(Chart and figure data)
** START **

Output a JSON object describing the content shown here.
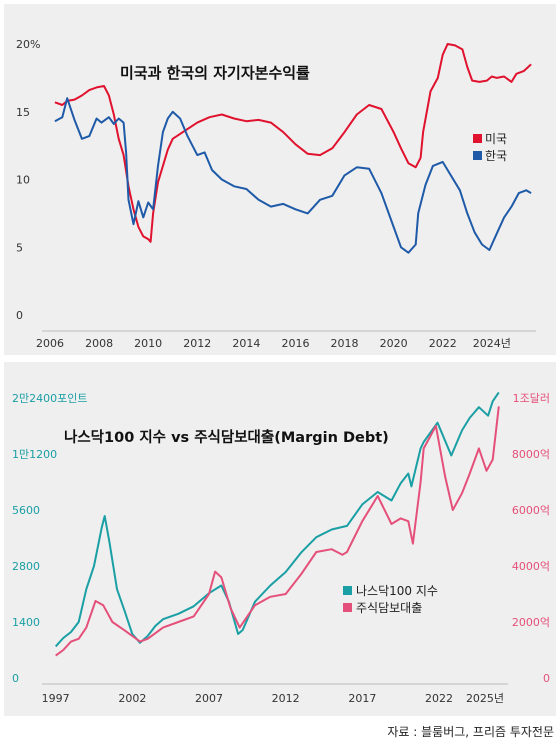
{
  "chart_data": [
    {
      "type": "line",
      "title": "미국과 한국의 자기자본수익률",
      "xlabel": "",
      "ylabel": "",
      "ylim": [
        0,
        20
      ],
      "xlim": [
        2006,
        2025.8
      ],
      "x_tick_labels": [
        "2006",
        "2008",
        "2010",
        "2012",
        "2014",
        "2016",
        "2018",
        "2020",
        "2022",
        "2024년"
      ],
      "y_tick_labels": [
        "0",
        "5",
        "10",
        "15",
        "20%"
      ],
      "legend": "right",
      "grid": false,
      "series": [
        {
          "name": "미국",
          "color": "#e0122e",
          "points": [
            [
              2006.2,
              15.7
            ],
            [
              2006.5,
              15.5
            ],
            [
              2006.7,
              15.8
            ],
            [
              2007.0,
              15.9
            ],
            [
              2007.3,
              16.2
            ],
            [
              2007.6,
              16.6
            ],
            [
              2007.9,
              16.8
            ],
            [
              2008.2,
              16.9
            ],
            [
              2008.4,
              16.2
            ],
            [
              2008.6,
              14.8
            ],
            [
              2008.8,
              13.0
            ],
            [
              2009.0,
              11.8
            ],
            [
              2009.2,
              9.5
            ],
            [
              2009.4,
              7.8
            ],
            [
              2009.6,
              6.5
            ],
            [
              2009.8,
              5.8
            ],
            [
              2010.0,
              5.6
            ],
            [
              2010.1,
              5.4
            ],
            [
              2010.2,
              7.5
            ],
            [
              2010.4,
              9.8
            ],
            [
              2010.6,
              11.0
            ],
            [
              2010.8,
              12.2
            ],
            [
              2011.0,
              13.0
            ],
            [
              2011.5,
              13.6
            ],
            [
              2012.0,
              14.2
            ],
            [
              2012.5,
              14.6
            ],
            [
              2013.0,
              14.8
            ],
            [
              2013.5,
              14.5
            ],
            [
              2014.0,
              14.3
            ],
            [
              2014.5,
              14.4
            ],
            [
              2015.0,
              14.2
            ],
            [
              2015.5,
              13.5
            ],
            [
              2016.0,
              12.6
            ],
            [
              2016.5,
              11.9
            ],
            [
              2017.0,
              11.8
            ],
            [
              2017.5,
              12.3
            ],
            [
              2018.0,
              13.5
            ],
            [
              2018.5,
              14.8
            ],
            [
              2019.0,
              15.5
            ],
            [
              2019.5,
              15.2
            ],
            [
              2020.0,
              13.5
            ],
            [
              2020.3,
              12.3
            ],
            [
              2020.6,
              11.2
            ],
            [
              2020.9,
              10.9
            ],
            [
              2021.1,
              11.6
            ],
            [
              2021.2,
              13.5
            ],
            [
              2021.5,
              16.5
            ],
            [
              2021.8,
              17.5
            ],
            [
              2022.0,
              19.2
            ],
            [
              2022.2,
              20.0
            ],
            [
              2022.5,
              19.9
            ],
            [
              2022.8,
              19.6
            ],
            [
              2023.0,
              18.3
            ],
            [
              2023.2,
              17.3
            ],
            [
              2023.5,
              17.2
            ],
            [
              2023.8,
              17.3
            ],
            [
              2024.0,
              17.6
            ],
            [
              2024.2,
              17.5
            ],
            [
              2024.5,
              17.6
            ],
            [
              2024.8,
              17.2
            ],
            [
              2025.0,
              17.8
            ],
            [
              2025.3,
              18.0
            ],
            [
              2025.6,
              18.5
            ]
          ]
        },
        {
          "name": "한국",
          "color": "#1e5aa8",
          "points": [
            [
              2006.2,
              14.3
            ],
            [
              2006.5,
              14.6
            ],
            [
              2006.7,
              16.0
            ],
            [
              2007.0,
              14.4
            ],
            [
              2007.3,
              13.0
            ],
            [
              2007.6,
              13.2
            ],
            [
              2007.9,
              14.5
            ],
            [
              2008.1,
              14.2
            ],
            [
              2008.4,
              14.6
            ],
            [
              2008.6,
              14.1
            ],
            [
              2008.8,
              14.5
            ],
            [
              2009.0,
              14.2
            ],
            [
              2009.1,
              12.0
            ],
            [
              2009.2,
              8.5
            ],
            [
              2009.4,
              6.7
            ],
            [
              2009.6,
              8.4
            ],
            [
              2009.8,
              7.2
            ],
            [
              2010.0,
              8.3
            ],
            [
              2010.2,
              7.8
            ],
            [
              2010.4,
              11.0
            ],
            [
              2010.6,
              13.5
            ],
            [
              2010.8,
              14.5
            ],
            [
              2011.0,
              15.0
            ],
            [
              2011.3,
              14.5
            ],
            [
              2011.6,
              13.2
            ],
            [
              2012.0,
              11.8
            ],
            [
              2012.3,
              12.0
            ],
            [
              2012.6,
              10.7
            ],
            [
              2013.0,
              10.0
            ],
            [
              2013.5,
              9.5
            ],
            [
              2014.0,
              9.3
            ],
            [
              2014.5,
              8.5
            ],
            [
              2015.0,
              8.0
            ],
            [
              2015.5,
              8.2
            ],
            [
              2016.0,
              7.8
            ],
            [
              2016.5,
              7.5
            ],
            [
              2017.0,
              8.5
            ],
            [
              2017.5,
              8.8
            ],
            [
              2018.0,
              10.3
            ],
            [
              2018.5,
              10.9
            ],
            [
              2019.0,
              10.8
            ],
            [
              2019.5,
              9.0
            ],
            [
              2020.0,
              6.5
            ],
            [
              2020.3,
              5.0
            ],
            [
              2020.6,
              4.6
            ],
            [
              2020.9,
              5.2
            ],
            [
              2021.0,
              7.5
            ],
            [
              2021.3,
              9.6
            ],
            [
              2021.6,
              11.0
            ],
            [
              2022.0,
              11.3
            ],
            [
              2022.3,
              10.4
            ],
            [
              2022.7,
              9.2
            ],
            [
              2023.0,
              7.5
            ],
            [
              2023.3,
              6.1
            ],
            [
              2023.6,
              5.2
            ],
            [
              2023.9,
              4.8
            ],
            [
              2024.2,
              6.0
            ],
            [
              2024.5,
              7.2
            ],
            [
              2024.8,
              8.0
            ],
            [
              2025.1,
              9.0
            ],
            [
              2025.4,
              9.2
            ],
            [
              2025.6,
              9.0
            ]
          ]
        }
      ]
    },
    {
      "type": "line",
      "title": "나스닥100 지수 vs 주식담보대출(Margin Debt)",
      "xlabel": "",
      "ylabel": "",
      "xlim": [
        1996.5,
        2026.5
      ],
      "y_left_scale": "log2",
      "y_left_ticks": [
        0,
        1400,
        2800,
        5600,
        11200,
        22400
      ],
      "y_left_tick_labels": [
        "0",
        "1400",
        "2800",
        "5600",
        "1만1200",
        "2만2400포인트"
      ],
      "y_right_ticks": [
        0,
        2000,
        4000,
        6000,
        8000,
        10000
      ],
      "y_right_tick_labels": [
        "0",
        "2000억",
        "4000억",
        "6000억",
        "8000억",
        "1조달러"
      ],
      "x_tick_labels": [
        "1997",
        "2002",
        "2007",
        "2012",
        "2017",
        "2022",
        "2025년"
      ],
      "legend": "right",
      "grid": false,
      "series": [
        {
          "name": "나스닥100 지수",
          "color": "#1a9fa4",
          "axis": "left",
          "points": [
            [
              1997,
              790
            ],
            [
              1997.5,
              1000
            ],
            [
              1998,
              1150
            ],
            [
              1998.5,
              1400
            ],
            [
              1999,
              2100
            ],
            [
              1999.5,
              2800
            ],
            [
              2000,
              4500
            ],
            [
              2000.2,
              5200
            ],
            [
              2000.5,
              3800
            ],
            [
              2001,
              2100
            ],
            [
              2001.5,
              1600
            ],
            [
              2002,
              1100
            ],
            [
              2002.5,
              880
            ],
            [
              2003,
              1050
            ],
            [
              2003.5,
              1300
            ],
            [
              2004,
              1450
            ],
            [
              2005,
              1550
            ],
            [
              2006,
              1700
            ],
            [
              2007,
              2000
            ],
            [
              2007.8,
              2200
            ],
            [
              2008.3,
              1800
            ],
            [
              2008.9,
              1100
            ],
            [
              2009.2,
              1200
            ],
            [
              2010,
              1800
            ],
            [
              2011,
              2200
            ],
            [
              2012,
              2600
            ],
            [
              2013,
              3300
            ],
            [
              2014,
              4000
            ],
            [
              2015,
              4400
            ],
            [
              2016,
              4600
            ],
            [
              2017,
              6000
            ],
            [
              2018,
              7000
            ],
            [
              2018.9,
              6300
            ],
            [
              2019.5,
              7800
            ],
            [
              2020,
              8800
            ],
            [
              2020.2,
              7500
            ],
            [
              2020.8,
              12000
            ],
            [
              2021,
              13000
            ],
            [
              2021.9,
              16500
            ],
            [
              2022.8,
              11000
            ],
            [
              2023.5,
              15000
            ],
            [
              2024,
              17500
            ],
            [
              2024.6,
              20000
            ],
            [
              2025.2,
              18000
            ],
            [
              2025.5,
              21500
            ],
            [
              2025.9,
              24000
            ]
          ]
        },
        {
          "name": "주식담보대출",
          "color": "#e5507a",
          "axis": "right",
          "points": [
            [
              1997,
              800
            ],
            [
              1997.5,
              1000
            ],
            [
              1998,
              1300
            ],
            [
              1998.5,
              1400
            ],
            [
              1999,
              1800
            ],
            [
              1999.6,
              2750
            ],
            [
              2000.1,
              2600
            ],
            [
              2000.7,
              2000
            ],
            [
              2001.5,
              1700
            ],
            [
              2002,
              1500
            ],
            [
              2002.5,
              1300
            ],
            [
              2003,
              1400
            ],
            [
              2004,
              1800
            ],
            [
              2005,
              2000
            ],
            [
              2006,
              2200
            ],
            [
              2007,
              3000
            ],
            [
              2007.4,
              3800
            ],
            [
              2007.8,
              3600
            ],
            [
              2008.4,
              2500
            ],
            [
              2009,
              1800
            ],
            [
              2009.5,
              2200
            ],
            [
              2010,
              2600
            ],
            [
              2011,
              2900
            ],
            [
              2012,
              3000
            ],
            [
              2013,
              3700
            ],
            [
              2014,
              4500
            ],
            [
              2015,
              4600
            ],
            [
              2015.7,
              4400
            ],
            [
              2016,
              4500
            ],
            [
              2017,
              5600
            ],
            [
              2018,
              6500
            ],
            [
              2018.9,
              5500
            ],
            [
              2019.5,
              5700
            ],
            [
              2020,
              5600
            ],
            [
              2020.3,
              4800
            ],
            [
              2020.8,
              7000
            ],
            [
              2021,
              8200
            ],
            [
              2021.8,
              9000
            ],
            [
              2022.4,
              7200
            ],
            [
              2022.9,
              6000
            ],
            [
              2023.5,
              6600
            ],
            [
              2024,
              7300
            ],
            [
              2024.6,
              8200
            ],
            [
              2025.1,
              7400
            ],
            [
              2025.5,
              7800
            ],
            [
              2025.9,
              9700
            ]
          ]
        }
      ]
    }
  ],
  "source_text": "자료 : 블룸버그, 프리즘 투자전문"
}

** END **

■ Short problem ■
Of the lines above, copy each that contains "name".

■ Response for this exercise ■
          "name": "미국",
          "name": "한국",
          "name": "나스닥100 지수",
          "name": "주식담보대출",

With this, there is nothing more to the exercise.